Pictures aside, quote the whole listing exactly.
* start MATERIAL FOR THIS TASK *
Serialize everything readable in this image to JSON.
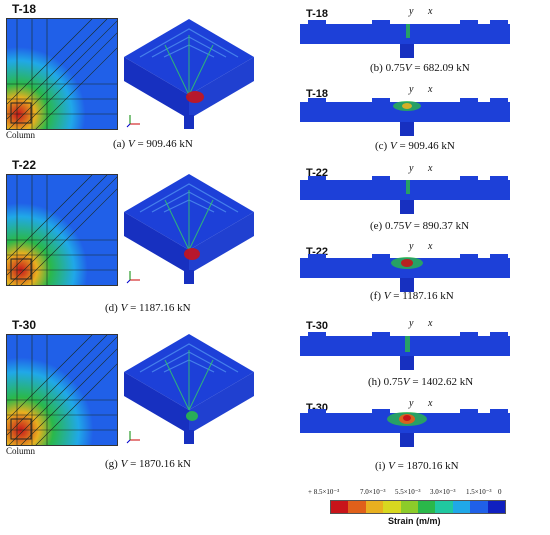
{
  "rows": [
    {
      "specimen": "T-18",
      "plan_column_label": "Column",
      "caption_prefix": "(a) ",
      "caption_var": "V",
      "caption_value": " = 909.46 kN"
    },
    {
      "specimen": "T-22",
      "plan_column_label": "",
      "caption_prefix": "(d) ",
      "caption_var": "V",
      "caption_value": " = 1187.16 kN"
    },
    {
      "specimen": "T-30",
      "plan_column_label": "Column",
      "caption_prefix": "(g) ",
      "caption_var": "V",
      "caption_value": " = 1870.16 kN"
    }
  ],
  "sections": [
    {
      "specimen": "T-18",
      "y": "y",
      "x": "x",
      "caption_prefix": "(b) 0.75",
      "caption_var": "V",
      "caption_value": " = 682.09 kN"
    },
    {
      "specimen": "T-18",
      "y": "y",
      "x": "x",
      "caption_prefix": "(c) ",
      "caption_var": "V",
      "caption_value": " = 909.46 kN"
    },
    {
      "specimen": "T-22",
      "y": "y",
      "x": "x",
      "caption_prefix": "(e) 0.75",
      "caption_var": "V",
      "caption_value": " = 890.37 kN"
    },
    {
      "specimen": "T-22",
      "y": "y",
      "x": "x",
      "caption_prefix": "(f) ",
      "caption_var": "V",
      "caption_value": " = 1187.16 kN"
    },
    {
      "specimen": "T-30",
      "y": "y",
      "x": "x",
      "caption_prefix": "(h) 0.75",
      "caption_var": "V",
      "caption_value": " = 1402.62 kN"
    },
    {
      "specimen": "T-30",
      "y": "y",
      "x": "x",
      "caption_prefix": "(i) ",
      "caption_var": "V",
      "caption_value": " = 1870.16 kN"
    }
  ],
  "legend": {
    "ticks": [
      "+ 8.5×10⁻³",
      "7.0×10⁻³",
      "5.5×10⁻³",
      "3.0×10⁻³",
      "1.5×10⁻³",
      "0"
    ],
    "title": "Strain (m/m)",
    "colors": [
      "#c8141a",
      "#e0601a",
      "#e8b020",
      "#d8d820",
      "#8ccc2a",
      "#2ab84a",
      "#20c8a0",
      "#20a8e8",
      "#2060e8",
      "#1020c0"
    ]
  }
}
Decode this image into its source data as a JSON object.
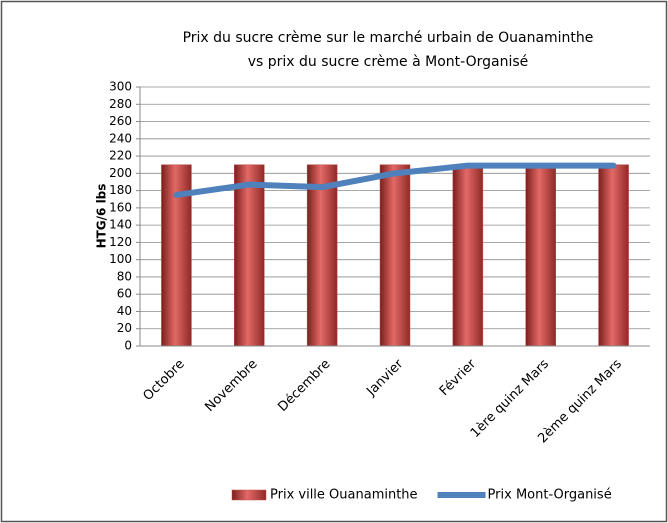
* end MATERIAL FOR THIS TASK *
TASK SOLUTION
Serialize everything readable in this image to JSON.
{
  "rows": [
    {
      "specimen": "T-18",
      "plan_column_label": "Column",
      "caption_prefix": "(a) ",
      "caption_var": "V",
      "caption_value": " = 909.46 kN"
    },
    {
      "specimen": "T-22",
      "plan_column_label": "",
      "caption_prefix": "(d) ",
      "caption_var": "V",
      "caption_value": " = 1187.16 kN"
    },
    {
      "specimen": "T-30",
      "plan_column_label": "Column",
      "caption_prefix": "(g) ",
      "caption_var": "V",
      "caption_value": " = 1870.16 kN"
    }
  ],
  "sections": [
    {
      "specimen": "T-18",
      "y": "y",
      "x": "x",
      "caption_prefix": "(b) 0.75",
      "caption_var": "V",
      "caption_value": " = 682.09 kN"
    },
    {
      "specimen": "T-18",
      "y": "y",
      "x": "x",
      "caption_prefix": "(c) ",
      "caption_var": "V",
      "caption_value": " = 909.46 kN"
    },
    {
      "specimen": "T-22",
      "y": "y",
      "x": "x",
      "caption_prefix": "(e) 0.75",
      "caption_var": "V",
      "caption_value": " = 890.37 kN"
    },
    {
      "specimen": "T-22",
      "y": "y",
      "x": "x",
      "caption_prefix": "(f) ",
      "caption_var": "V",
      "caption_value": " = 1187.16 kN"
    },
    {
      "specimen": "T-30",
      "y": "y",
      "x": "x",
      "caption_prefix": "(h) 0.75",
      "caption_var": "V",
      "caption_value": " = 1402.62 kN"
    },
    {
      "specimen": "T-30",
      "y": "y",
      "x": "x",
      "caption_prefix": "(i) ",
      "caption_var": "V",
      "caption_value": " = 1870.16 kN"
    }
  ],
  "legend": {
    "ticks": [
      "+ 8.5×10⁻³",
      "7.0×10⁻³",
      "5.5×10⁻³",
      "3.0×10⁻³",
      "1.5×10⁻³",
      "0"
    ],
    "title": "Strain (m/m)",
    "colors": [
      "#c8141a",
      "#e0601a",
      "#e8b020",
      "#d8d820",
      "#8ccc2a",
      "#2ab84a",
      "#20c8a0",
      "#20a8e8",
      "#2060e8",
      "#1020c0"
    ]
  }
}
Decode this image into its source data as a JSON object.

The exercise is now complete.